Problem requirements ->
Return every record below exactly as written, but leave out the pictures.

Extracted records ->
+--
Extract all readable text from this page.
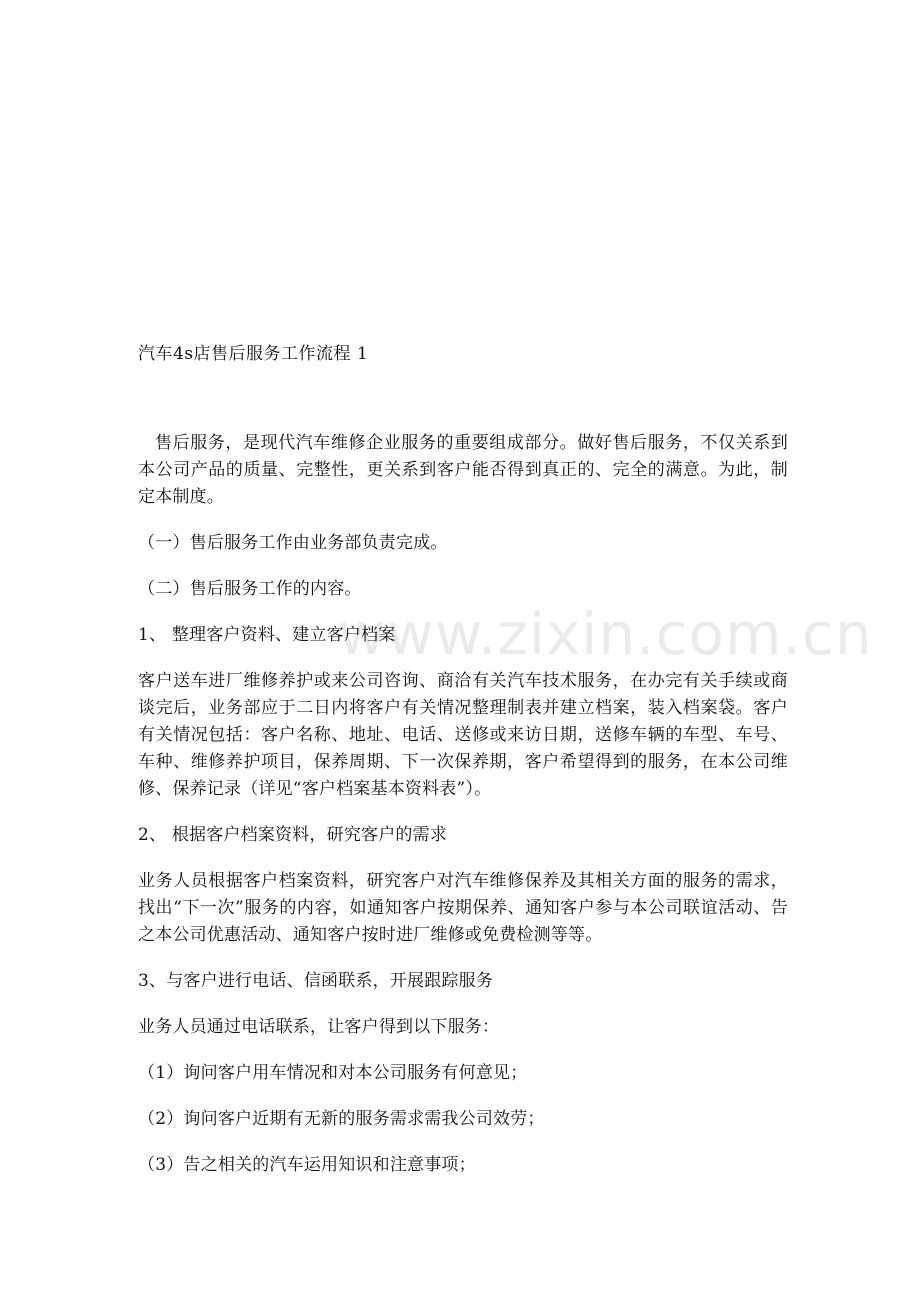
汽车4s店售后服务工作流程 1

售后服务，是现代汽车维修企业服务的重要组成部分。做好售后服务，不仅关系到本公司产品的质量、完整性，更关系到客户能否得到真正的、完全的满意。为此，制定本制度。

（一）售后服务工作由业务部负责完成。

（二）售后服务工作的内容。

1、 整理客户资料、建立客户档案

客户送车进厂维修养护或来公司咨询、商洽有关汽车技术服务，在办完有关手续或商谈完后，业务部应于二日内将客户有关情况整理制表并建立档案，装入档案袋。客户有关情况包括：客户名称、地址、电话、送修或来访日期，送修车辆的车型、车号、车种、维修养护项目，保养周期、下一次保养期，客户希望得到的服务，在本公司维修、保养记录（详见“客户档案基本资料表”）。

2、 根据客户档案资料，研究客户的需求

业务人员根据客户档案资料，研究客户对汽车维修保养及其相关方面的服务的需求，找出“下一次”服务的内容，如通知客户按期保养、通知客户参与本公司联谊活动、告之本公司优惠活动、通知客户按时进厂维修或免费检测等等。

3、与客户进行电话、信函联系，开展跟踪服务

业务人员通过电话联系，让客户得到以下服务：

（1）询问客户用车情况和对本公司服务有何意见；

（2）询问客户近期有无新的服务需求需我公司效劳；

（3）告之相关的汽车运用知识和注意事项；

www.zixin.com.cn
+--
Task answer ->
Extract all readable text from this page.
汽车4s店售后服务工作流程 1

售后服务，是现代汽车维修企业服务的重要组成部分。做好售后服务，不仅关系到本公司产品的质量、完整性，更关系到客户能否得到真正的、完全的满意。为此，制定本制度。

（一）售后服务工作由业务部负责完成。

（二）售后服务工作的内容。

1、 整理客户资料、建立客户档案

客户送车进厂维修养护或来公司咨询、商洽有关汽车技术服务，在办完有关手续或商谈完后，业务部应于二日内将客户有关情况整理制表并建立档案，装入档案袋。客户有关情况包括：客户名称、地址、电话、送修或来访日期，送修车辆的车型、车号、车种、维修养护项目，保养周期、下一次保养期，客户希望得到的服务，在本公司维修、保养记录（详见“客户档案基本资料表”）。

2、 根据客户档案资料，研究客户的需求

业务人员根据客户档案资料，研究客户对汽车维修保养及其相关方面的服务的需求，找出“下一次”服务的内容，如通知客户按期保养、通知客户参与本公司联谊活动、告之本公司优惠活动、通知客户按时进厂维修或免费检测等等。

3、与客户进行电话、信函联系，开展跟踪服务

业务人员通过电话联系，让客户得到以下服务：

（1）询问客户用车情况和对本公司服务有何意见；

（2）询问客户近期有无新的服务需求需我公司效劳；

（3）告之相关的汽车运用知识和注意事项；

www.zixin.com.cn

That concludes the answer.